* _The records_:
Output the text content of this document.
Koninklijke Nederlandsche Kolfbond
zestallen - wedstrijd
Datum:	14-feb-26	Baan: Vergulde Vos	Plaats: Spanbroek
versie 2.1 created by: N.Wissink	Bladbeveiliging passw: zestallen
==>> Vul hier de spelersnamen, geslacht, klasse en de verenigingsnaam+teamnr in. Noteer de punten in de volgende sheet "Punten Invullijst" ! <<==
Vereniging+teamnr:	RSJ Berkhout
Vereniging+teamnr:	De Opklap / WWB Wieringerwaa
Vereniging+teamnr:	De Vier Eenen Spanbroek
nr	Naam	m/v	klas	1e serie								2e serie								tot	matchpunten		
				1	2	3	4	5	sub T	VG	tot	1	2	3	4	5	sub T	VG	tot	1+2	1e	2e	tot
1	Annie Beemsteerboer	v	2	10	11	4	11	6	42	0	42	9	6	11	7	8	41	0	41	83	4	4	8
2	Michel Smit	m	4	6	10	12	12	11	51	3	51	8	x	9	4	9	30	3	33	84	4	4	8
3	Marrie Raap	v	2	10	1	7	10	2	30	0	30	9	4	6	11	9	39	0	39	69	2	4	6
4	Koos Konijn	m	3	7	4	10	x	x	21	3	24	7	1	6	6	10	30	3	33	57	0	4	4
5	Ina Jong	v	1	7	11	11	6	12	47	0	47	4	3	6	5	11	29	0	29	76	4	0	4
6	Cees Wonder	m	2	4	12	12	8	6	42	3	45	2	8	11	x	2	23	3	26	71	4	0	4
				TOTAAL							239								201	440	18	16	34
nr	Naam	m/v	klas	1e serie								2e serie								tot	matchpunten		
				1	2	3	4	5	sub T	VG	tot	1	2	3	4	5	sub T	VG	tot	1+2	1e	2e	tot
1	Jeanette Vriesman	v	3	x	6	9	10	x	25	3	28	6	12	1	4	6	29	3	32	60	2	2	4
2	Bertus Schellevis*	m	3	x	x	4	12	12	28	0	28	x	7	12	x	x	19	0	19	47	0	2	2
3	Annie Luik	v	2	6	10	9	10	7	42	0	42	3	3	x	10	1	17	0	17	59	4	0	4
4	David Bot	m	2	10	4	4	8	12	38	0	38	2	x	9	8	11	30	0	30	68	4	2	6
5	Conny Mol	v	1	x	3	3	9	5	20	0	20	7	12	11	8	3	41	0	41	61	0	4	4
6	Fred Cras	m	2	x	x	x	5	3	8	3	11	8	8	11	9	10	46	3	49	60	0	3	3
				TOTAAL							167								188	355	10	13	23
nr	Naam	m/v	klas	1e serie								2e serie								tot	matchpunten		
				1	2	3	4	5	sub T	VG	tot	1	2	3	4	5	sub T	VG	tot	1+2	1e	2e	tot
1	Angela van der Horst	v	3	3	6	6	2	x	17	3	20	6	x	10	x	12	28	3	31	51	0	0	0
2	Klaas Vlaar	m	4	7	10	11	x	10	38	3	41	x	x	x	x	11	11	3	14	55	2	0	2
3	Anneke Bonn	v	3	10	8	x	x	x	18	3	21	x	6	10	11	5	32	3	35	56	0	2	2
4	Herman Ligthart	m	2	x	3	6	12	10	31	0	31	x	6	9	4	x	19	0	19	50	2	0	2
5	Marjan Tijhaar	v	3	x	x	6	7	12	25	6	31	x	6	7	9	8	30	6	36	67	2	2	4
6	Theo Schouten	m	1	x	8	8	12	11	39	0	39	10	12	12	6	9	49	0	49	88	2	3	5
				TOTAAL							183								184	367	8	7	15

* _Task directions_:
Find the word "zestallen" in the entries above and gather every line that holds it.

* _Output of the exercise_:
zestallen - wedstrijd
versie 2.1 created by: N.Wissink	Bladbeveiliging passw: zestallen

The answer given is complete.